- [To be done]: Report how many lines contain the word "Average"; answer with the number only.

Records about charts and figures
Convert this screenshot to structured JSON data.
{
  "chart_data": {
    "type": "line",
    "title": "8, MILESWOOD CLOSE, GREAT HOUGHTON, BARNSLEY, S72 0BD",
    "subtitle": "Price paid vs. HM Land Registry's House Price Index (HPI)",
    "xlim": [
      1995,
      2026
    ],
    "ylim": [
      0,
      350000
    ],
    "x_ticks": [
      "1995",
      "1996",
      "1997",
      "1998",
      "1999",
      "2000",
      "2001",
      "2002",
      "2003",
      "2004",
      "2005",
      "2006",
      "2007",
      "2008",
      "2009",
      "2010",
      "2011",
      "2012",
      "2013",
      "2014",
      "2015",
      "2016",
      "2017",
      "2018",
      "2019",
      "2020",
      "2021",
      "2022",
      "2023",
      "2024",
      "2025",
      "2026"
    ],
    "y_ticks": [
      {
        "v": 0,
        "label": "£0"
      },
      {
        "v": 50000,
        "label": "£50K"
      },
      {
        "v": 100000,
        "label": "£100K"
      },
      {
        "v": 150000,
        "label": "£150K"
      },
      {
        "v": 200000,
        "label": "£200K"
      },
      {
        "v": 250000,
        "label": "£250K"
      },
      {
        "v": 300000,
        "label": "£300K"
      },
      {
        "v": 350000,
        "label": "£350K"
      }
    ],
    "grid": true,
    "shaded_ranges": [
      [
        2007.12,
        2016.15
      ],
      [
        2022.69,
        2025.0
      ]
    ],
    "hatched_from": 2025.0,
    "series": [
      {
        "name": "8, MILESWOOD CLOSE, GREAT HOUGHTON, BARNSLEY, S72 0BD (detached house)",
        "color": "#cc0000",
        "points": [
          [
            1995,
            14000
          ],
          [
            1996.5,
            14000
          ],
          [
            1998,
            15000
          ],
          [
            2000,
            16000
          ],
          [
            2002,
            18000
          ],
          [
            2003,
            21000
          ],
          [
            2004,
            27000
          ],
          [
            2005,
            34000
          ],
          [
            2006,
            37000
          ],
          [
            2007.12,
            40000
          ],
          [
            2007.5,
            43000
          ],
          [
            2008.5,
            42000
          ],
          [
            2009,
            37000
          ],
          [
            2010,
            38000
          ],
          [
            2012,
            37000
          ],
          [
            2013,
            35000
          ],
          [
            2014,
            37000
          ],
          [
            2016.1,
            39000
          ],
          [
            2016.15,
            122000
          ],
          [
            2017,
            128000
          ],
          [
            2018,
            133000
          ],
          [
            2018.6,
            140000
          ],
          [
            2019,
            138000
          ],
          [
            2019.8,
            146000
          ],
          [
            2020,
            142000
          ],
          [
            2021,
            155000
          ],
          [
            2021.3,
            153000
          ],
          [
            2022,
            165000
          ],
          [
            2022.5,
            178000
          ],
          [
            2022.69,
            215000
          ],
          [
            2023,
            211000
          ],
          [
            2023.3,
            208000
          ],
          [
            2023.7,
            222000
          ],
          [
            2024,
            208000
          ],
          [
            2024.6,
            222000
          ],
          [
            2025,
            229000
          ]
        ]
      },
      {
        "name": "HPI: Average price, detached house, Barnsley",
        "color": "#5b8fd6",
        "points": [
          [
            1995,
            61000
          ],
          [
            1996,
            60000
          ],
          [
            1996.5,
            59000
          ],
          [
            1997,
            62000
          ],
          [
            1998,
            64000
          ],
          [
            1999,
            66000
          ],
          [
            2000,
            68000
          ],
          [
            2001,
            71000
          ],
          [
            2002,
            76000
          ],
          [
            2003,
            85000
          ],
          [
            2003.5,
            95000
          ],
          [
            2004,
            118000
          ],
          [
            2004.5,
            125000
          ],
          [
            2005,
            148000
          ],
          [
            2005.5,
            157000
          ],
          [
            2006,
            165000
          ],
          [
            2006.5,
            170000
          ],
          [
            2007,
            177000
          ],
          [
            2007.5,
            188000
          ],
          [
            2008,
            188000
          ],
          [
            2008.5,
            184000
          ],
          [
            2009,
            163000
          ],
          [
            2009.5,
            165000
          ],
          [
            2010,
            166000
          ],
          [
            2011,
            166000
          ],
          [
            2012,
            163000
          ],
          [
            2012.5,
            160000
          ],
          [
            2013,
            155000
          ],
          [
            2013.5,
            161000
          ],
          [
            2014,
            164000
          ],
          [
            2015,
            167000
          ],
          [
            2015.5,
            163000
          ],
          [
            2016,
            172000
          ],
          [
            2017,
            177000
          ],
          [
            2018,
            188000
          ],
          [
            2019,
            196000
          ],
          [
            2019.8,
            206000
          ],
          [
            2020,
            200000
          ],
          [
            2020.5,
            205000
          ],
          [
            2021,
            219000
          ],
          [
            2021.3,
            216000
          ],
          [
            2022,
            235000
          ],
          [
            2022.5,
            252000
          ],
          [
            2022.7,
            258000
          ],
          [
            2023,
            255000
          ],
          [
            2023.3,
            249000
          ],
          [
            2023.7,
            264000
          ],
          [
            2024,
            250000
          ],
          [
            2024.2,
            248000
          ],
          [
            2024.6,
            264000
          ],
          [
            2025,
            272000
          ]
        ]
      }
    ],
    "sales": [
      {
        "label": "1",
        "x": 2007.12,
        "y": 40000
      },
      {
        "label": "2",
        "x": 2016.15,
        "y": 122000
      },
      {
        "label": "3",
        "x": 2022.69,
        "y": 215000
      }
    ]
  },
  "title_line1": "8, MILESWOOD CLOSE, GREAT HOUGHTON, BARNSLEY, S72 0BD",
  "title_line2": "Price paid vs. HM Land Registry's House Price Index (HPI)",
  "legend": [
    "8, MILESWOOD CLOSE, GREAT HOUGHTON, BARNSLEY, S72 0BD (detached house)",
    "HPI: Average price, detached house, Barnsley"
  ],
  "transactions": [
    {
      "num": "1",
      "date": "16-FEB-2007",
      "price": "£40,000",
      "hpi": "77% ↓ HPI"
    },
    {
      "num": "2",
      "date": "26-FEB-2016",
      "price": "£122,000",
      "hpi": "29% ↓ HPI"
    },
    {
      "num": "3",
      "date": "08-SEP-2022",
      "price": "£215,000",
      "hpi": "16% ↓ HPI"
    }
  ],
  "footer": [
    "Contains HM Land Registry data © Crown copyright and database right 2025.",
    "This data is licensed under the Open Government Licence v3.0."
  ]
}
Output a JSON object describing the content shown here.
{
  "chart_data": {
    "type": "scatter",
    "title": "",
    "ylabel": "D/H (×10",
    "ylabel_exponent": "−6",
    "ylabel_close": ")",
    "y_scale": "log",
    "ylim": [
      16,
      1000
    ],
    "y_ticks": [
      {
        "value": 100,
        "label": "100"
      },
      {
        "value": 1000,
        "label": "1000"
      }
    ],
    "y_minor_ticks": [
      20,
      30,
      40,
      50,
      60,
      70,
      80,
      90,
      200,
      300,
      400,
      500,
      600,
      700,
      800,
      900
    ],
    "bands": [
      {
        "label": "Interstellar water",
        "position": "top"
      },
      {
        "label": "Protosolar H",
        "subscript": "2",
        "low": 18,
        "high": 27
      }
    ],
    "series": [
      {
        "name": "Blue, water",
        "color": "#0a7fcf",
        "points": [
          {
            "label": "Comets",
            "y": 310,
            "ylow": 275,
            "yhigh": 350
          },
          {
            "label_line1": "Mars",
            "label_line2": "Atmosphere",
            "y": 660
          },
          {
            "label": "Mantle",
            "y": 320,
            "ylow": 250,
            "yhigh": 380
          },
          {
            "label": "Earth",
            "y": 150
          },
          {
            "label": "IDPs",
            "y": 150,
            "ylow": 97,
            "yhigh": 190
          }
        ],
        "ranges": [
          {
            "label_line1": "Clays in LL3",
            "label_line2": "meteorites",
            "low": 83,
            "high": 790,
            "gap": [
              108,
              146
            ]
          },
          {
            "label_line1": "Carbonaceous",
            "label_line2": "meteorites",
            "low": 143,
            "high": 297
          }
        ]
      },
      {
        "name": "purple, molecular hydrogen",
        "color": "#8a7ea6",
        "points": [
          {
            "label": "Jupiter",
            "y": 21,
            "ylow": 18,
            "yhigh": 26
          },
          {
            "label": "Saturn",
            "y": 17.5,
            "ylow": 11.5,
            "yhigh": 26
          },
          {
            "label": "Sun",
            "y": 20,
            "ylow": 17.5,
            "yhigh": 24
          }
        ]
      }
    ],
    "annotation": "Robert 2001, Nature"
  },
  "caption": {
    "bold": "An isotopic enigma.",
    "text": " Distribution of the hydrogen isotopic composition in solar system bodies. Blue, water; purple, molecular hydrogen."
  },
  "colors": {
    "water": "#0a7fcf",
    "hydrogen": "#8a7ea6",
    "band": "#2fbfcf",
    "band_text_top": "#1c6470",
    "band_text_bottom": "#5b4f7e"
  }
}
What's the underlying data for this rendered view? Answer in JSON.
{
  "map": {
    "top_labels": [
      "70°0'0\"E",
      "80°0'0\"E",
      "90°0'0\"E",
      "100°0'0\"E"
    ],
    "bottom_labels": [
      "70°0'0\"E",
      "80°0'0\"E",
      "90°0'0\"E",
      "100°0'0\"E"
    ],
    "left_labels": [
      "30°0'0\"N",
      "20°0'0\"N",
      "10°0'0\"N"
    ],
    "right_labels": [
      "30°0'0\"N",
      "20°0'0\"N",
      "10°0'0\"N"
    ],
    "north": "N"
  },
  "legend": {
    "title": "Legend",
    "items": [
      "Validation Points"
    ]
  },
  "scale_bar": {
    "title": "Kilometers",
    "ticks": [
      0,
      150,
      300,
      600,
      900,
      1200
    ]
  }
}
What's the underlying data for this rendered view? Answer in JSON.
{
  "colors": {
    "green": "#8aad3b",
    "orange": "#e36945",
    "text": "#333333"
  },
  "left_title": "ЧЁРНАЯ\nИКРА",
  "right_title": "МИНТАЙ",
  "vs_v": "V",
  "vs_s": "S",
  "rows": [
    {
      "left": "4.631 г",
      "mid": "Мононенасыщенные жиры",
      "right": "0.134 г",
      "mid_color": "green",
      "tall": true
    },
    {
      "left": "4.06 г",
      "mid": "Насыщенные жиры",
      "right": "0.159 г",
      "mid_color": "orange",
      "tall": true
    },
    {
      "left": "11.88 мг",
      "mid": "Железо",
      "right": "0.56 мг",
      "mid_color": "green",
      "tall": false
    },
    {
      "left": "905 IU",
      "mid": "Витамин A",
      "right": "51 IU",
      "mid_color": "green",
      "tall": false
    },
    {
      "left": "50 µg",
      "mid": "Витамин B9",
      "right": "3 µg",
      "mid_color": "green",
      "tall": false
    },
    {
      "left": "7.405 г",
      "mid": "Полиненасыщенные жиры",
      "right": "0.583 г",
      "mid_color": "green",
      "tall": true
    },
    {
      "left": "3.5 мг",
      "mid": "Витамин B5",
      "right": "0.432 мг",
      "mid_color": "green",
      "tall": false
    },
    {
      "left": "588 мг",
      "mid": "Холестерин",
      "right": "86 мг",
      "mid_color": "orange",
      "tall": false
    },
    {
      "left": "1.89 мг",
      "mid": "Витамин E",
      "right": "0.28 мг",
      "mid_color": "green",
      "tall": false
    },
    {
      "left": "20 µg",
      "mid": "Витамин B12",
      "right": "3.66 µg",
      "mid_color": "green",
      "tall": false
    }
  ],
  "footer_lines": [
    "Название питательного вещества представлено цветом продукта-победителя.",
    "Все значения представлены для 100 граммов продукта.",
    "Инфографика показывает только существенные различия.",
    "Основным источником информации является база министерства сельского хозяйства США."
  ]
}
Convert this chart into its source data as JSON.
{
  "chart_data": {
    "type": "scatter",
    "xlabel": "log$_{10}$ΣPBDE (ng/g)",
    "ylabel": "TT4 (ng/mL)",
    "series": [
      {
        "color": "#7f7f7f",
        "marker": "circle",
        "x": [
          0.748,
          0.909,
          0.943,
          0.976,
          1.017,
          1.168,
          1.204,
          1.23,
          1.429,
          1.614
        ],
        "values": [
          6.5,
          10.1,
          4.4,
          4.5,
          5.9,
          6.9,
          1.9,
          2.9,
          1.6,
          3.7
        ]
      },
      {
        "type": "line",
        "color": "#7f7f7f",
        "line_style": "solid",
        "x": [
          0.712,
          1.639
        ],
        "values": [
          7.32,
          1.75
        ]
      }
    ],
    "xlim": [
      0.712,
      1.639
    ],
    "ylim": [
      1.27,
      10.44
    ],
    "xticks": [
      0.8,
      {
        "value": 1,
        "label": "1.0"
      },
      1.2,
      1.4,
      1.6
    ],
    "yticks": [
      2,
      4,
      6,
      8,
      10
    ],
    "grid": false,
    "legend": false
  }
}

- [Solution to this task]: 2